The records should be written out in full, with nothing altered.

Extracted entries:

⁂

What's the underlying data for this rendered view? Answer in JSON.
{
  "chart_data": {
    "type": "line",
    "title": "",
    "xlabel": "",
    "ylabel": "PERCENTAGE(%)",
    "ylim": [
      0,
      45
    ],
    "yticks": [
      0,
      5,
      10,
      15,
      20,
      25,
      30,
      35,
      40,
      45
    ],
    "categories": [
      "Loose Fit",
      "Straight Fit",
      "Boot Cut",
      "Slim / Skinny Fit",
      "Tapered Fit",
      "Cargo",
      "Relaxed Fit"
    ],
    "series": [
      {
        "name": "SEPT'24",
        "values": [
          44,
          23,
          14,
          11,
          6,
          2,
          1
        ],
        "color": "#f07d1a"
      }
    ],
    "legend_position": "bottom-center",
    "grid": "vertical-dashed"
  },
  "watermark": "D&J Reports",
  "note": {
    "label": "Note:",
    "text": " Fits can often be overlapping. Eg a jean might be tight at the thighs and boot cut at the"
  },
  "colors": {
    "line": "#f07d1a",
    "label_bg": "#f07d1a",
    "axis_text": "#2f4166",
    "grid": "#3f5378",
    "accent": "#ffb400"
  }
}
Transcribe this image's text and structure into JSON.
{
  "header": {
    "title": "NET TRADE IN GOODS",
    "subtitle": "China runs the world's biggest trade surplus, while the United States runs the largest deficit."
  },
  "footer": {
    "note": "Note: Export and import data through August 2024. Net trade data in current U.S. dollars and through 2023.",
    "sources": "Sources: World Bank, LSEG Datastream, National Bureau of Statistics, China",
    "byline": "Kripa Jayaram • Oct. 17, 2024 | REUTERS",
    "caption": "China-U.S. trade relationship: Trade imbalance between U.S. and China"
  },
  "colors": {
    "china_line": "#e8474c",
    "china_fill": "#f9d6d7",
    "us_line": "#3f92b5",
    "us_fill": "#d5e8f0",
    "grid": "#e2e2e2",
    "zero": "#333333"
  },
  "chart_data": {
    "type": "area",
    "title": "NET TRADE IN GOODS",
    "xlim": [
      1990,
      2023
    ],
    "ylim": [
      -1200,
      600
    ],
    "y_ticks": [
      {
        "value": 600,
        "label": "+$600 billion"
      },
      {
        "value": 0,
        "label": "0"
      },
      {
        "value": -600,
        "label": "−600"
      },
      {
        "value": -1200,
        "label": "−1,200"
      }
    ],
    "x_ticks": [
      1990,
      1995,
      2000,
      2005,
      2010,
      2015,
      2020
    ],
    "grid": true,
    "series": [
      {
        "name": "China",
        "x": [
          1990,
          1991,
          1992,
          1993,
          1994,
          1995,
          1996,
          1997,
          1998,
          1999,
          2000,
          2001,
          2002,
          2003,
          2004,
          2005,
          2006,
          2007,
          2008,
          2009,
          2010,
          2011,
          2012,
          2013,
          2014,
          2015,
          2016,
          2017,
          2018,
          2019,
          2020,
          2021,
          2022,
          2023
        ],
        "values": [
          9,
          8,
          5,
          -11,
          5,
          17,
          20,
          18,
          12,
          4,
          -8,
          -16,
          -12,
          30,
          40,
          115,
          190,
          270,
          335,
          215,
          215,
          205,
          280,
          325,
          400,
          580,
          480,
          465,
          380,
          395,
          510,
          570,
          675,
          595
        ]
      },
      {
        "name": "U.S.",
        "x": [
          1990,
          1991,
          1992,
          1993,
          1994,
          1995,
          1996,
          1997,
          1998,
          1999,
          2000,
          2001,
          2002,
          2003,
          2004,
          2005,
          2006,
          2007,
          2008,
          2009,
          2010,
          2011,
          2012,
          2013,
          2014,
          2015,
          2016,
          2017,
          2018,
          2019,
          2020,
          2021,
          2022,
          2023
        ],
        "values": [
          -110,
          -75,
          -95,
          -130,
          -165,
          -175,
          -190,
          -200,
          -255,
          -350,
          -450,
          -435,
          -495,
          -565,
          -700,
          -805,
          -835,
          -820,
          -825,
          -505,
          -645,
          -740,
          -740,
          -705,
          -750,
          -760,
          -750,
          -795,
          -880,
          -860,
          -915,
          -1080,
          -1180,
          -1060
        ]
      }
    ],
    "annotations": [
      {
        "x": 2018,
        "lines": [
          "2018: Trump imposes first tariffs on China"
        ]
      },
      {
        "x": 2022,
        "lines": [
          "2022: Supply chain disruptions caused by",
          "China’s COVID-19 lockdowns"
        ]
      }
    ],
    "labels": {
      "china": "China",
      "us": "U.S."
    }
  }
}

⁂

Complete output:
What's the underlying data for this rendered view? Answer in JSON.
{
  "chart_data": {
    "type": "line",
    "title": "",
    "xlabel": "",
    "ylabel": "PERCENTAGE(%)",
    "ylim": [
      0,
      45
    ],
    "yticks": [
      0,
      5,
      10,
      15,
      20,
      25,
      30,
      35,
      40,
      45
    ],
    "categories": [
      "Loose Fit",
      "Straight Fit",
      "Boot Cut",
      "Slim / Skinny Fit",
      "Tapered Fit",
      "Cargo",
      "Relaxed Fit"
    ],
    "series": [
      {
        "name": "SEPT'24",
        "values": [
          44,
          23,
          14,
          11,
          6,
          2,
          1
        ],
        "color": "#f07d1a"
      }
    ],
    "legend_position": "bottom-center",
    "grid": "vertical-dashed"
  },
  "watermark": "D&J Reports",
  "note": {
    "label": "Note:",
    "text": " Fits can often be overlapping. Eg a jean might be tight at the thighs and boot cut at the"
  },
  "colors": {
    "line": "#f07d1a",
    "label_bg": "#f07d1a",
    "axis_text": "#2f4166",
    "grid": "#3f5378",
    "accent": "#ffb400"
  }
}
Transcribe this image's text and structure into JSON.
{
  "header": {
    "title": "NET TRADE IN GOODS",
    "subtitle": "China runs the world's biggest trade surplus, while the United States runs the largest deficit."
  },
  "footer": {
    "note": "Note: Export and import data through August 2024. Net trade data in current U.S. dollars and through 2023.",
    "sources": "Sources: World Bank, LSEG Datastream, National Bureau of Statistics, China",
    "byline": "Kripa Jayaram • Oct. 17, 2024 | REUTERS",
    "caption": "China-U.S. trade relationship: Trade imbalance between U.S. and China"
  },
  "colors": {
    "china_line": "#e8474c",
    "china_fill": "#f9d6d7",
    "us_line": "#3f92b5",
    "us_fill": "#d5e8f0",
    "grid": "#e2e2e2",
    "zero": "#333333"
  },
  "chart_data": {
    "type": "area",
    "title": "NET TRADE IN GOODS",
    "xlim": [
      1990,
      2023
    ],
    "ylim": [
      -1200,
      600
    ],
    "y_ticks": [
      {
        "value": 600,
        "label": "+$600 billion"
      },
      {
        "value": 0,
        "label": "0"
      },
      {
        "value": -600,
        "label": "−600"
      },
      {
        "value": -1200,
        "label": "−1,200"
      }
    ],
    "x_ticks": [
      1990,
      1995,
      2000,
      2005,
      2010,
      2015,
      2020
    ],
    "grid": true,
    "series": [
      {
        "name": "China",
        "x": [
          1990,
          1991,
          1992,
          1993,
          1994,
          1995,
          1996,
          1997,
          1998,
          1999,
          2000,
          2001,
          2002,
          2003,
          2004,
          2005,
          2006,
          2007,
          2008,
          2009,
          2010,
          2011,
          2012,
          2013,
          2014,
          2015,
          2016,
          2017,
          2018,
          2019,
          2020,
          2021,
          2022,
          2023
        ],
        "values": [
          9,
          8,
          5,
          -11,
          5,
          17,
          20,
          18,
          12,
          4,
          -8,
          -16,
          -12,
          30,
          40,
          115,
          190,
          270,
          335,
          215,
          215,
          205,
          280,
          325,
          400,
          580,
          480,
          465,
          380,
          395,
          510,
          570,
          675,
          595
        ]
      },
      {
        "name": "U.S.",
        "x": [
          1990,
          1991,
          1992,
          1993,
          1994,
          1995,
          1996,
          1997,
          1998,
          1999,
          2000,
          2001,
          2002,
          2003,
          2004,
          2005,
          2006,
          2007,
          2008,
          2009,
          2010,
          2011,
          2012,
          2013,
          2014,
          2015,
          2016,
          2017,
          2018,
          2019,
          2020,
          2021,
          2022,
          2023
        ],
        "values": [
          -110,
          -75,
          -95,
          -130,
          -165,
          -175,
          -190,
          -200,
          -255,
          -350,
          -450,
          -435,
          -495,
          -565,
          -700,
          -805,
          -835,
          -820,
          -825,
          -505,
          -645,
          -740,
          -740,
          -705,
          -750,
          -760,
          -750,
          -795,
          -880,
          -860,
          -915,
          -1080,
          -1180,
          -1060
        ]
      }
    ],
    "annotations": [
      {
        "x": 2018,
        "lines": [
          "2018: Trump imposes first tariffs on China"
        ]
      },
      {
        "x": 2022,
        "lines": [
          "2022: Supply chain disruptions caused by",
          "China’s COVID-19 lockdowns"
        ]
      }
    ],
    "labels": {
      "china": "China",
      "us": "U.S."
    }
  }
}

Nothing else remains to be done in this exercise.